Would you write out the entries below, every one of them, exactly?

#### SOURCE MATERIAL ####

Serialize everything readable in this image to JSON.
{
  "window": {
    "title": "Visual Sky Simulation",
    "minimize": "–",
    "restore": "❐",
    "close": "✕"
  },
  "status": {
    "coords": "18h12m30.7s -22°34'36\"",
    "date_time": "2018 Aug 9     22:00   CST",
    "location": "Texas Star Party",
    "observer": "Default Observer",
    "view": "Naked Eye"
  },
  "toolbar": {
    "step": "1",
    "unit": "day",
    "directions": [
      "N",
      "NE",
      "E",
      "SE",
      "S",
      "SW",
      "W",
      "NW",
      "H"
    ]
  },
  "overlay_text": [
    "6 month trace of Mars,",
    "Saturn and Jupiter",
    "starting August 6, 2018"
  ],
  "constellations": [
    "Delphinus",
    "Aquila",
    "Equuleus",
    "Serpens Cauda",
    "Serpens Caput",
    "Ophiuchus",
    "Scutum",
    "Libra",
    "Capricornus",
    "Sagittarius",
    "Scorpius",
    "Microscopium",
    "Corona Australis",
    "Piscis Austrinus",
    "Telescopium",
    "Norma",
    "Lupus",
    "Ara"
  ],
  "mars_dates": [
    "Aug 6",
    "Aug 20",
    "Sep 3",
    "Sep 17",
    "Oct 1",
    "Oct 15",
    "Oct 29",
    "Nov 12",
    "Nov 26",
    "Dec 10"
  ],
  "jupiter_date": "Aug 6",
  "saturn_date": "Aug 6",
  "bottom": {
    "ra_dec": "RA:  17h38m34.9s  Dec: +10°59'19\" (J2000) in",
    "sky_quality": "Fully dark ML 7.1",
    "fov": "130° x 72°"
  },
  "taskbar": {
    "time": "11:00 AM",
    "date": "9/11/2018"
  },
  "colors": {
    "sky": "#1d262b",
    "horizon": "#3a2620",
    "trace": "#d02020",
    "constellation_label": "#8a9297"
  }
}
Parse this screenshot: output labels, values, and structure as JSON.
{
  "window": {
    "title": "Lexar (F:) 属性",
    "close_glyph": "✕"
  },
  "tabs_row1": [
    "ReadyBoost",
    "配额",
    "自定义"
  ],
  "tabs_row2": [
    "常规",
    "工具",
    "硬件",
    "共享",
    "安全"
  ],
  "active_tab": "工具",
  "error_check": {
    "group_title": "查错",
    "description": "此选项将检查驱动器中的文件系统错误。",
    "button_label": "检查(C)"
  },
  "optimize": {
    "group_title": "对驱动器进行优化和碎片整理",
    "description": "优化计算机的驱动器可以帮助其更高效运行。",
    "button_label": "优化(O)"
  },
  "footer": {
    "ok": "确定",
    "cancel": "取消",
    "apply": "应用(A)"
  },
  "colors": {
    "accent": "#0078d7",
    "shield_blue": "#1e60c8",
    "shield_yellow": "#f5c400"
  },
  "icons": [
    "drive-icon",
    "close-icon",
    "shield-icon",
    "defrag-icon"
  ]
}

####

ANSWER TO THIS TASK:
Serialize everything readable in this image to JSON.
{
  "window": {
    "title": "Visual Sky Simulation",
    "minimize": "–",
    "restore": "❐",
    "close": "✕"
  },
  "status": {
    "coords": "18h12m30.7s -22°34'36\"",
    "date_time": "2018 Aug 9     22:00   CST",
    "location": "Texas Star Party",
    "observer": "Default Observer",
    "view": "Naked Eye"
  },
  "toolbar": {
    "step": "1",
    "unit": "day",
    "directions": [
      "N",
      "NE",
      "E",
      "SE",
      "S",
      "SW",
      "W",
      "NW",
      "H"
    ]
  },
  "overlay_text": [
    "6 month trace of Mars,",
    "Saturn and Jupiter",
    "starting August 6, 2018"
  ],
  "constellations": [
    "Delphinus",
    "Aquila",
    "Equuleus",
    "Serpens Cauda",
    "Serpens Caput",
    "Ophiuchus",
    "Scutum",
    "Libra",
    "Capricornus",
    "Sagittarius",
    "Scorpius",
    "Microscopium",
    "Corona Australis",
    "Piscis Austrinus",
    "Telescopium",
    "Norma",
    "Lupus",
    "Ara"
  ],
  "mars_dates": [
    "Aug 6",
    "Aug 20",
    "Sep 3",
    "Sep 17",
    "Oct 1",
    "Oct 15",
    "Oct 29",
    "Nov 12",
    "Nov 26",
    "Dec 10"
  ],
  "jupiter_date": "Aug 6",
  "saturn_date": "Aug 6",
  "bottom": {
    "ra_dec": "RA:  17h38m34.9s  Dec: +10°59'19\" (J2000) in",
    "sky_quality": "Fully dark ML 7.1",
    "fov": "130° x 72°"
  },
  "taskbar": {
    "time": "11:00 AM",
    "date": "9/11/2018"
  },
  "colors": {
    "sky": "#1d262b",
    "horizon": "#3a2620",
    "trace": "#d02020",
    "constellation_label": "#8a9297"
  }
}
Parse this screenshot: output labels, values, and structure as JSON.
{
  "window": {
    "title": "Lexar (F:) 属性",
    "close_glyph": "✕"
  },
  "tabs_row1": [
    "ReadyBoost",
    "配额",
    "自定义"
  ],
  "tabs_row2": [
    "常规",
    "工具",
    "硬件",
    "共享",
    "安全"
  ],
  "active_tab": "工具",
  "error_check": {
    "group_title": "查错",
    "description": "此选项将检查驱动器中的文件系统错误。",
    "button_label": "检查(C)"
  },
  "optimize": {
    "group_title": "对驱动器进行优化和碎片整理",
    "description": "优化计算机的驱动器可以帮助其更高效运行。",
    "button_label": "优化(O)"
  },
  "footer": {
    "ok": "确定",
    "cancel": "取消",
    "apply": "应用(A)"
  },
  "colors": {
    "accent": "#0078d7",
    "shield_blue": "#1e60c8",
    "shield_yellow": "#f5c400"
  },
  "icons": [
    "drive-icon",
    "close-icon",
    "shield-icon",
    "defrag-icon"
  ]
}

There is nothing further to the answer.